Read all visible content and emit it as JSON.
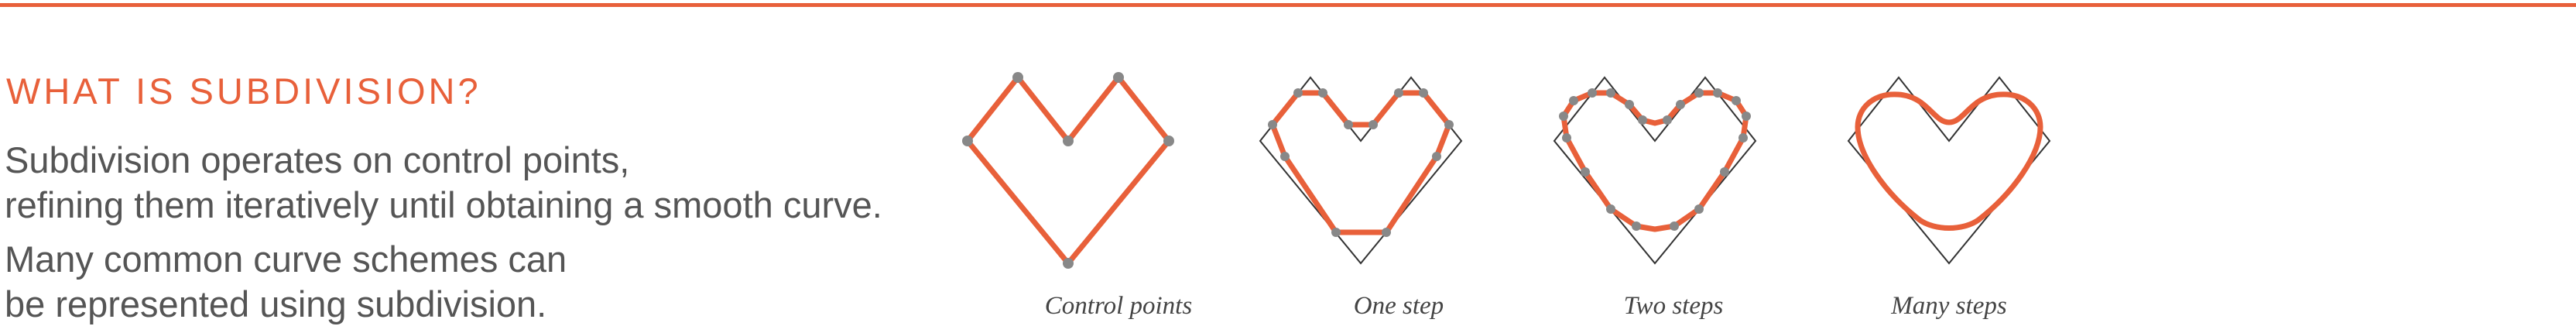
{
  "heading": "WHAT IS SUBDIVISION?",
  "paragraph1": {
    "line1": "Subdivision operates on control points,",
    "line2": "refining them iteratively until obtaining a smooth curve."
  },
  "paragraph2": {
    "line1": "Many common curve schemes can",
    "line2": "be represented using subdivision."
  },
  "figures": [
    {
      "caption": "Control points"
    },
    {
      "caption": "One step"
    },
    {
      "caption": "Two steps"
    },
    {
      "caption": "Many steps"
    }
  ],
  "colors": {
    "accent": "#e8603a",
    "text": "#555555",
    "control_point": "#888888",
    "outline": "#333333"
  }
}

EXERCISE TASK:
Copy, from the material above, each line in which the string "steps" occurs.

SOLUTION BELOW:
      "caption": "Two steps"
      "caption": "Many steps"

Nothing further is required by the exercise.